═════ RECORDS PROVIDED

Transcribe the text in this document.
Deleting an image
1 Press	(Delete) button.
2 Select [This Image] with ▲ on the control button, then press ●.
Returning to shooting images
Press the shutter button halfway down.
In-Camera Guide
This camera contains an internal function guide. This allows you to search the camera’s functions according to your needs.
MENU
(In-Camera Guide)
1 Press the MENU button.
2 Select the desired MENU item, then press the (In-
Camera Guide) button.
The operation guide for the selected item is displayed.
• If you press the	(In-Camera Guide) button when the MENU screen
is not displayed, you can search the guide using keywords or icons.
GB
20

══════════

→ **SHORT TASK**
Each entry above is to be quoted exactly.

→ **SOLUTION FOR THIS EXERCISE**
Transcribe the text in this document.
Deleting an image
1 Press	(Delete) button.
2 Select [This Image] with ▲ on the control button, then press ●.
Returning to shooting images
Press the shutter button halfway down.
In-Camera Guide
This camera contains an internal function guide. This allows you to search the camera’s functions according to your needs.
MENU
(In-Camera Guide)
1 Press the MENU button.
2 Select the desired MENU item, then press the (In-
Camera Guide) button.
The operation guide for the selected item is displayed.
• If you press the	(In-Camera Guide) button when the MENU screen
is not displayed, you can search the guide using keywords or icons.
GB
20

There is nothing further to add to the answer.